• Work to do: Beginning with the line that holds "Convert this document image to plain text." and ending with the last line below, repeat each line exactly, leaving any pictures out.

"""

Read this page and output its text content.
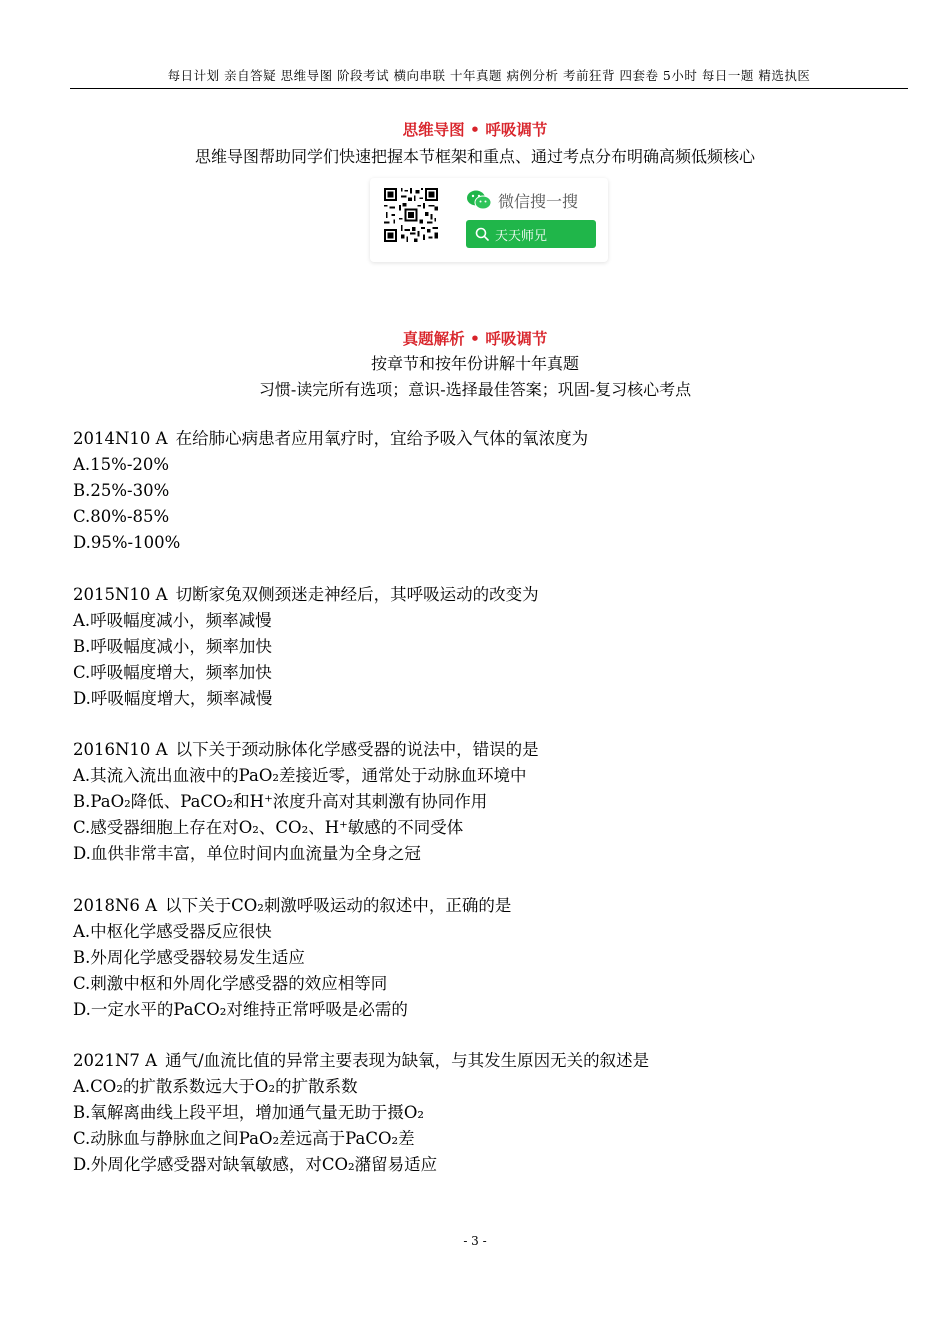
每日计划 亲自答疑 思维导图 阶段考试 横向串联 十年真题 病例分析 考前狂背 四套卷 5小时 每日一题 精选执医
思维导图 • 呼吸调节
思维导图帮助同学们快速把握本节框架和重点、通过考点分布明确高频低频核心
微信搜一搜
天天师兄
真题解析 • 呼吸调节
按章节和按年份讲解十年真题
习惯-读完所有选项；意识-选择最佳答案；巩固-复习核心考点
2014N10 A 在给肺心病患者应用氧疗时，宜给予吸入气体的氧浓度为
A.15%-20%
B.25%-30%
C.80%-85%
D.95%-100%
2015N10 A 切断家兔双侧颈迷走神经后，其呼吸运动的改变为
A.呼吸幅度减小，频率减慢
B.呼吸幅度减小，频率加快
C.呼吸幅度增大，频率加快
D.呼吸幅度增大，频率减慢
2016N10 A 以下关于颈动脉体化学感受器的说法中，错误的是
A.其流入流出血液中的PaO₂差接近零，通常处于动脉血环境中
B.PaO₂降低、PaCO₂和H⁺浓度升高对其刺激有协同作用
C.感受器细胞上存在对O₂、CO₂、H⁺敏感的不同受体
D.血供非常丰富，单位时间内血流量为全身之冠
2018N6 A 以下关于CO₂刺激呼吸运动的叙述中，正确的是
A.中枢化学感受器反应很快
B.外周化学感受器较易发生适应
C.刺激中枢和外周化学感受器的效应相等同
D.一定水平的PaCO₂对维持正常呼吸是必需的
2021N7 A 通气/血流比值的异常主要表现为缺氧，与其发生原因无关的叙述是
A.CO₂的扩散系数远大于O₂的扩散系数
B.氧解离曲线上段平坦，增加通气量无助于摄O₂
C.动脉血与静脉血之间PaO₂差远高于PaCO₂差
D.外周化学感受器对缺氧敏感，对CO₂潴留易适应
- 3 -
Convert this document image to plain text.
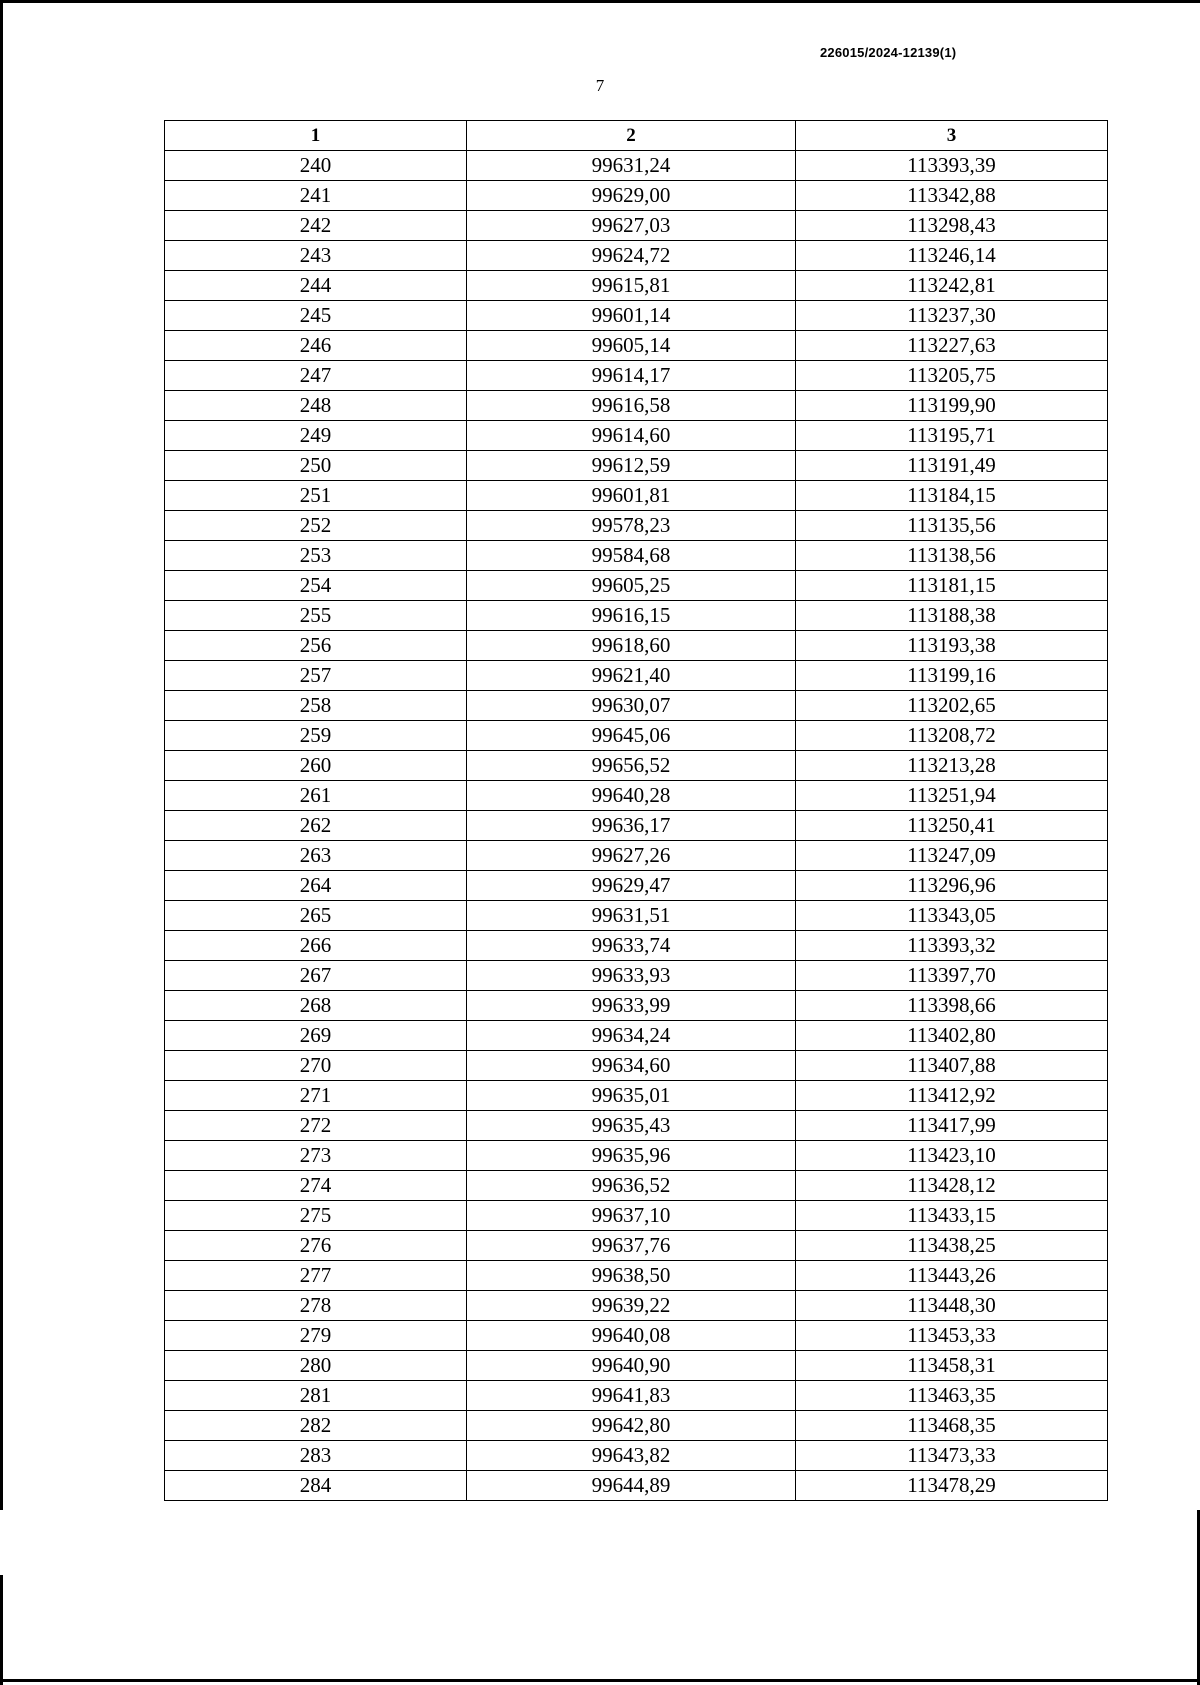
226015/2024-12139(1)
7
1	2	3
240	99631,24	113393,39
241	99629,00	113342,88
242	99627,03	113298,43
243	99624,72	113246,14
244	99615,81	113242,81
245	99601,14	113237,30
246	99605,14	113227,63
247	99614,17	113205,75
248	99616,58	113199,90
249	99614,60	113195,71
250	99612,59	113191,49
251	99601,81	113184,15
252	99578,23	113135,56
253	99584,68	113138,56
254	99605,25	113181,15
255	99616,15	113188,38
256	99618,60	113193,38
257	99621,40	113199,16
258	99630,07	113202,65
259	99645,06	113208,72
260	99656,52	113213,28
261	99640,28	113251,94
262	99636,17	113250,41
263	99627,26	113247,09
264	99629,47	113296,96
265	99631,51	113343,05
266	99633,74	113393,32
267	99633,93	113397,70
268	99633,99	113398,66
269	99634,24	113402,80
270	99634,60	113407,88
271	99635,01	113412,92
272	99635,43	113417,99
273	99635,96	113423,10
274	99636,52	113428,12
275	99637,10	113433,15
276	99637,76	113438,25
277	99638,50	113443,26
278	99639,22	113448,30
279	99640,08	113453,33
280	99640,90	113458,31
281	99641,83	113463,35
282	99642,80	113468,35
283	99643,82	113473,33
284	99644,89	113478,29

"""

• Solved exercise:
Convert this document image to plain text.
226015/2024-12139(1)
7
1	2	3
240	99631,24	113393,39
241	99629,00	113342,88
242	99627,03	113298,43
243	99624,72	113246,14
244	99615,81	113242,81
245	99601,14	113237,30
246	99605,14	113227,63
247	99614,17	113205,75
248	99616,58	113199,90
249	99614,60	113195,71
250	99612,59	113191,49
251	99601,81	113184,15
252	99578,23	113135,56
253	99584,68	113138,56
254	99605,25	113181,15
255	99616,15	113188,38
256	99618,60	113193,38
257	99621,40	113199,16
258	99630,07	113202,65
259	99645,06	113208,72
260	99656,52	113213,28
261	99640,28	113251,94
262	99636,17	113250,41
263	99627,26	113247,09
264	99629,47	113296,96
265	99631,51	113343,05
266	99633,74	113393,32
267	99633,93	113397,70
268	99633,99	113398,66
269	99634,24	113402,80
270	99634,60	113407,88
271	99635,01	113412,92
272	99635,43	113417,99
273	99635,96	113423,10
274	99636,52	113428,12
275	99637,10	113433,15
276	99637,76	113438,25
277	99638,50	113443,26
278	99639,22	113448,30
279	99640,08	113453,33
280	99640,90	113458,31
281	99641,83	113463,35
282	99642,80	113468,35
283	99643,82	113473,33
284	99644,89	113478,29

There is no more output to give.